--- The problem ---
Quote every line below exactly and skip any picture.

--- Data excerpts ---
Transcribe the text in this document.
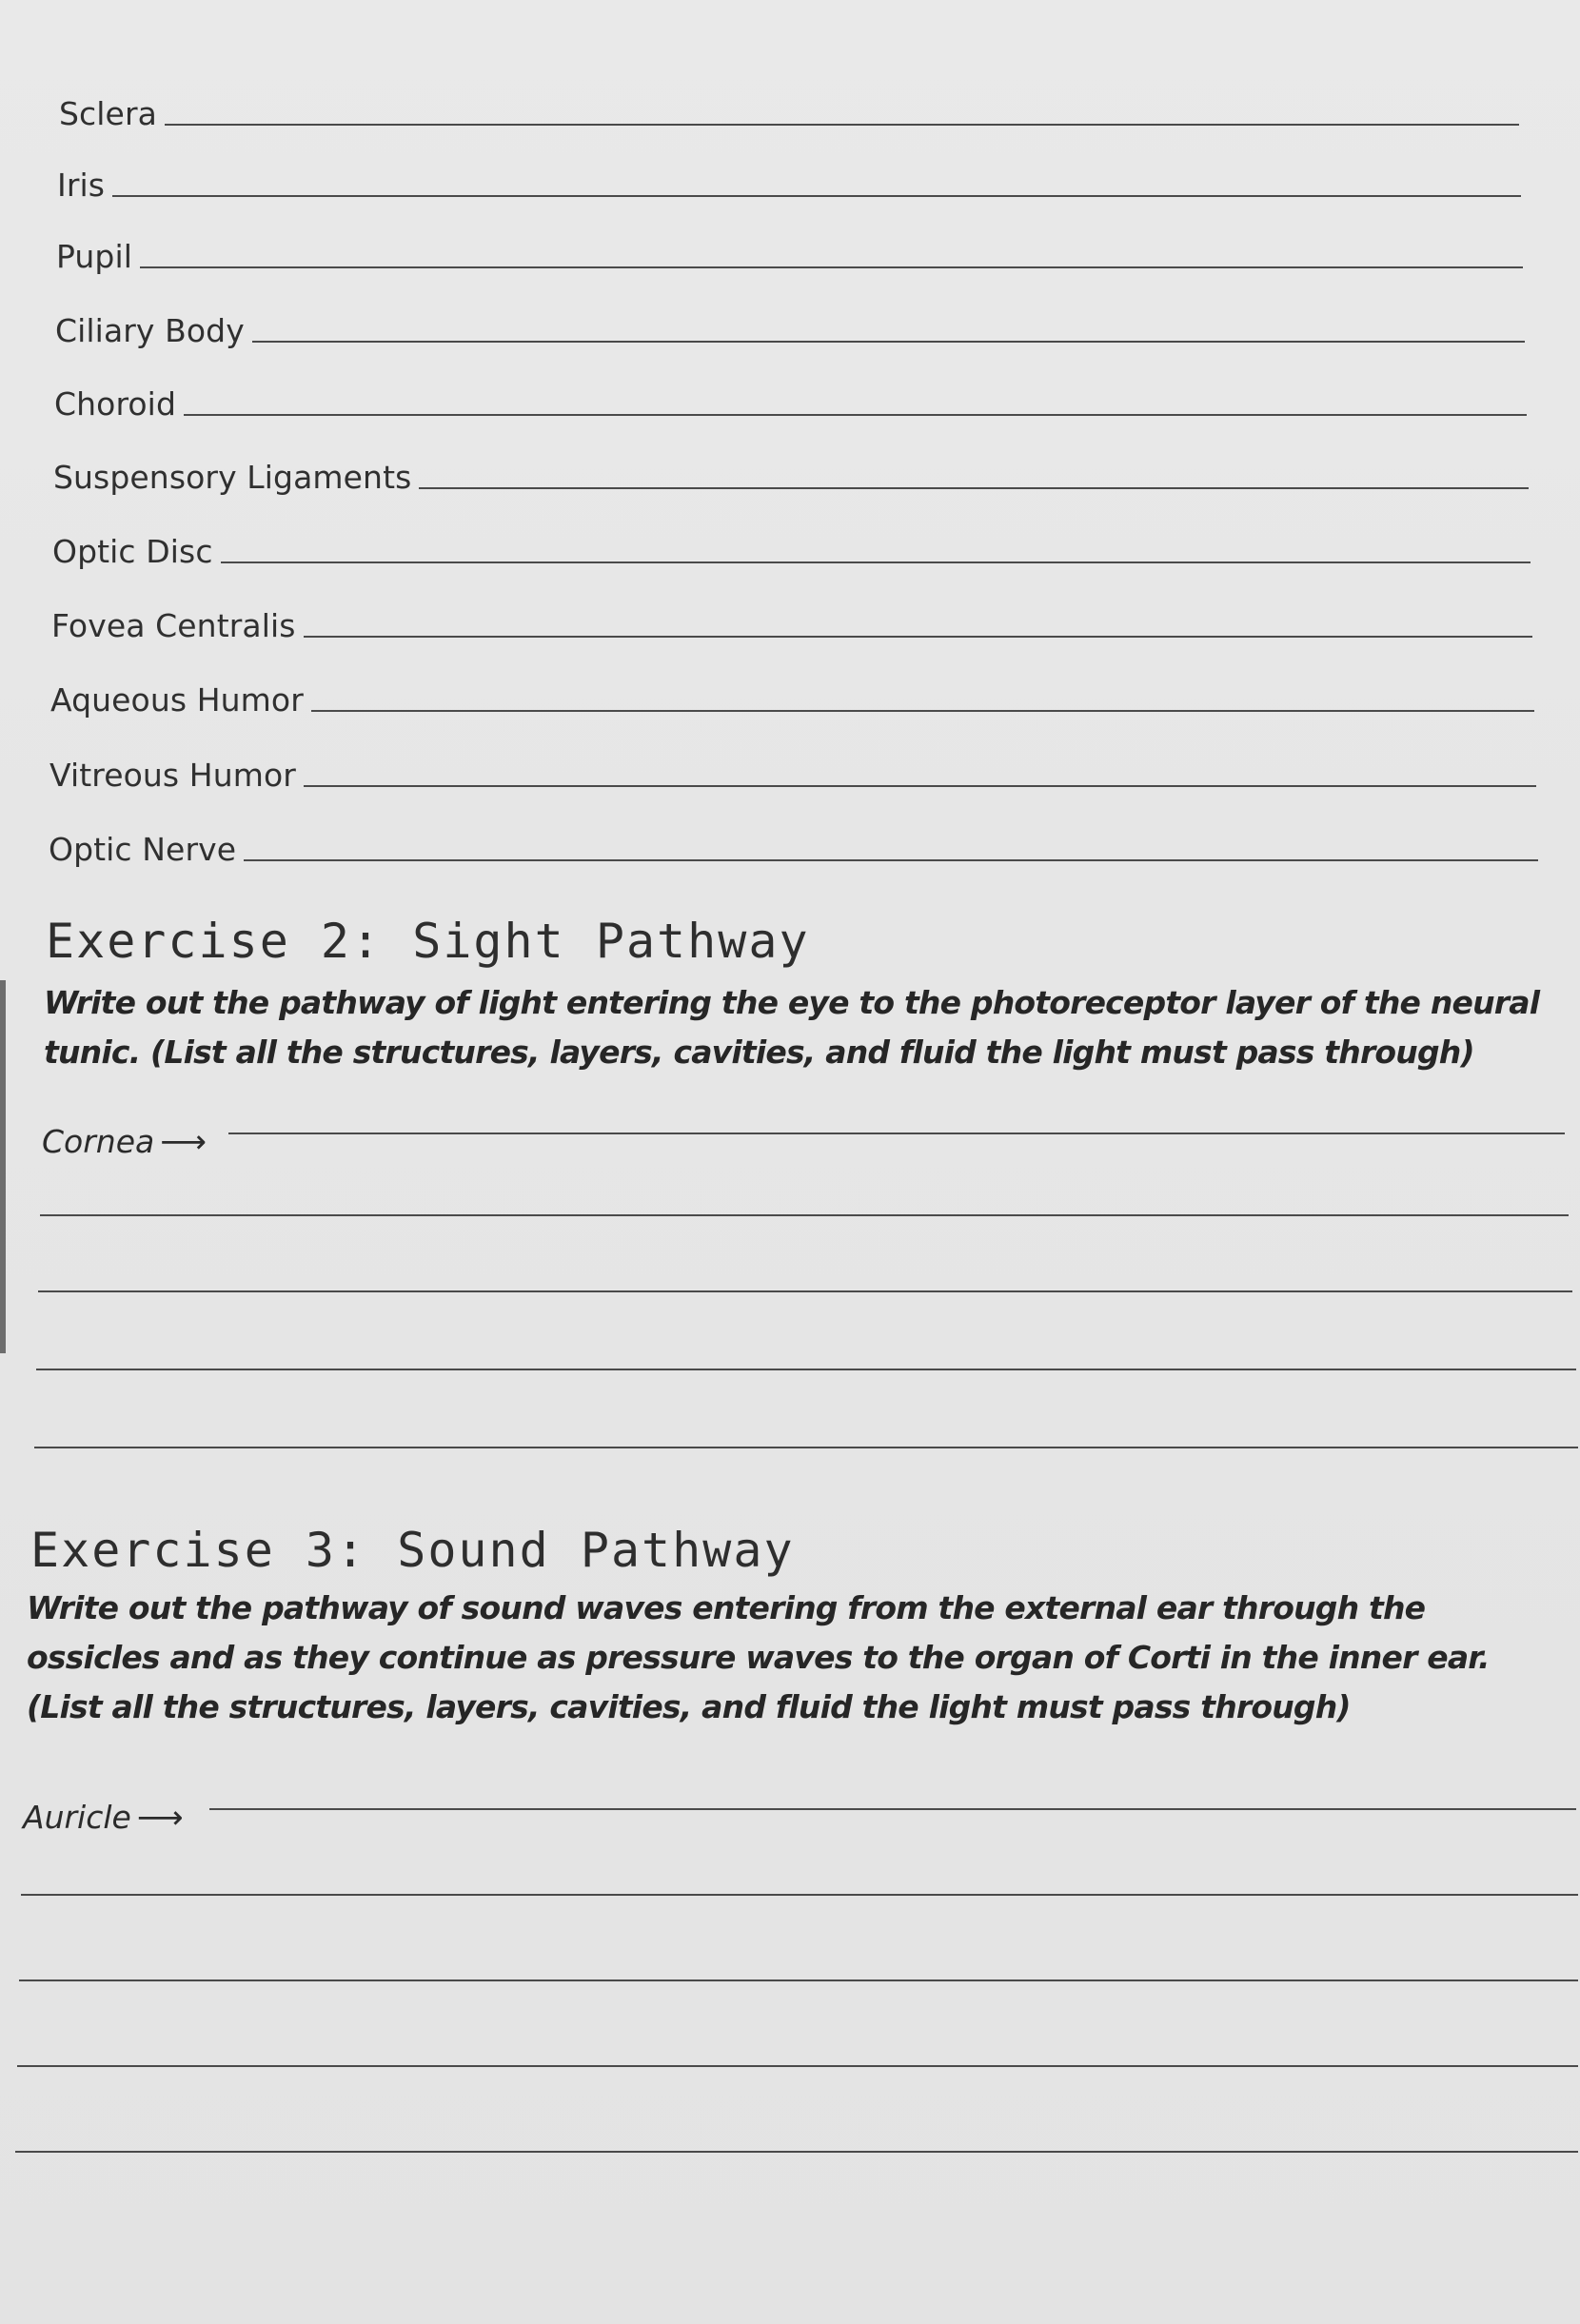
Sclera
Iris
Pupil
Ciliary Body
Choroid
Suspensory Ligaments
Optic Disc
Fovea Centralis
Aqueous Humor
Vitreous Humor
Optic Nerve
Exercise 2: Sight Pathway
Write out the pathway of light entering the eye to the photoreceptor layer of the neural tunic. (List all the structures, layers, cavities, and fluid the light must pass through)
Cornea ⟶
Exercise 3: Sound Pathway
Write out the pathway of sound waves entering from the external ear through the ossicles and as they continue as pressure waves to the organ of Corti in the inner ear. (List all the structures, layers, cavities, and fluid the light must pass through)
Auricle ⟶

--- Problem solution ---
Transcribe the text in this document.
Sclera
Iris
Pupil
Ciliary Body
Choroid
Suspensory Ligaments
Optic Disc
Fovea Centralis
Aqueous Humor
Vitreous Humor
Optic Nerve
Exercise 2: Sight Pathway
Write out the pathway of light entering the eye to the photoreceptor layer of the neural tunic. (List all the structures, layers, cavities, and fluid the light must pass through)
Cornea ⟶
Exercise 3: Sound Pathway
Write out the pathway of sound waves entering from the external ear through the ossicles and as they continue as pressure waves to the organ of Corti in the inner ear. (List all the structures, layers, cavities, and fluid the light must pass through)
Auricle ⟶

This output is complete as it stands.